__WHAT IS NEEDED__
Print all the data, keeping every line exactly as it is.

○ ○ ○

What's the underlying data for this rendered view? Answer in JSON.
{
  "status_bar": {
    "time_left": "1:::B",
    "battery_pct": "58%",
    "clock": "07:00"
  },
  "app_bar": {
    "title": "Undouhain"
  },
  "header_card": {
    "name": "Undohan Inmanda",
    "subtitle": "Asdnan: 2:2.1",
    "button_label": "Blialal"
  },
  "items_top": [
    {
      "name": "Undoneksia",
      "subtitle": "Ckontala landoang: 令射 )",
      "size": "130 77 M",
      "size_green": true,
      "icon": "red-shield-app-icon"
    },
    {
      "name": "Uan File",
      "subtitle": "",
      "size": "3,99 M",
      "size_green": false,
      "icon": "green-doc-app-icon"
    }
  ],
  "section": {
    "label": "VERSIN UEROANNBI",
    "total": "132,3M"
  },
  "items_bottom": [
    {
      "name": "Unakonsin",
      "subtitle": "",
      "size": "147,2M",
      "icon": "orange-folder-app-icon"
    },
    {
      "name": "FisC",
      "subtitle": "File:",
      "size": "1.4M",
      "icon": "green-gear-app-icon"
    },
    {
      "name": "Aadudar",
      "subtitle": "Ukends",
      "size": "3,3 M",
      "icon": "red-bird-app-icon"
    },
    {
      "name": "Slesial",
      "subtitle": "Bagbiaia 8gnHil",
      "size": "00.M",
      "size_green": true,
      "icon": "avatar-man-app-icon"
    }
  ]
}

○ ○ ○

__RESULT OF THIS TASK__
What's the underlying data for this rendered view? Answer in JSON.
{
  "status_bar": {
    "time_left": "1:::B",
    "battery_pct": "58%",
    "clock": "07:00"
  },
  "app_bar": {
    "title": "Undouhain"
  },
  "header_card": {
    "name": "Undohan Inmanda",
    "subtitle": "Asdnan: 2:2.1",
    "button_label": "Blialal"
  },
  "items_top": [
    {
      "name": "Undoneksia",
      "subtitle": "Ckontala landoang: 令射 )",
      "size": "130 77 M",
      "size_green": true,
      "icon": "red-shield-app-icon"
    },
    {
      "name": "Uan File",
      "subtitle": "",
      "size": "3,99 M",
      "size_green": false,
      "icon": "green-doc-app-icon"
    }
  ],
  "section": {
    "label": "VERSIN UEROANNBI",
    "total": "132,3M"
  },
  "items_bottom": [
    {
      "name": "Unakonsin",
      "subtitle": "",
      "size": "147,2M",
      "icon": "orange-folder-app-icon"
    },
    {
      "name": "FisC",
      "subtitle": "File:",
      "size": "1.4M",
      "icon": "green-gear-app-icon"
    },
    {
      "name": "Aadudar",
      "subtitle": "Ukends",
      "size": "3,3 M",
      "icon": "red-bird-app-icon"
    },
    {
      "name": "Slesial",
      "subtitle": "Bagbiaia 8gnHil",
      "size": "00.M",
      "size_green": true,
      "icon": "avatar-man-app-icon"
    }
  ]
}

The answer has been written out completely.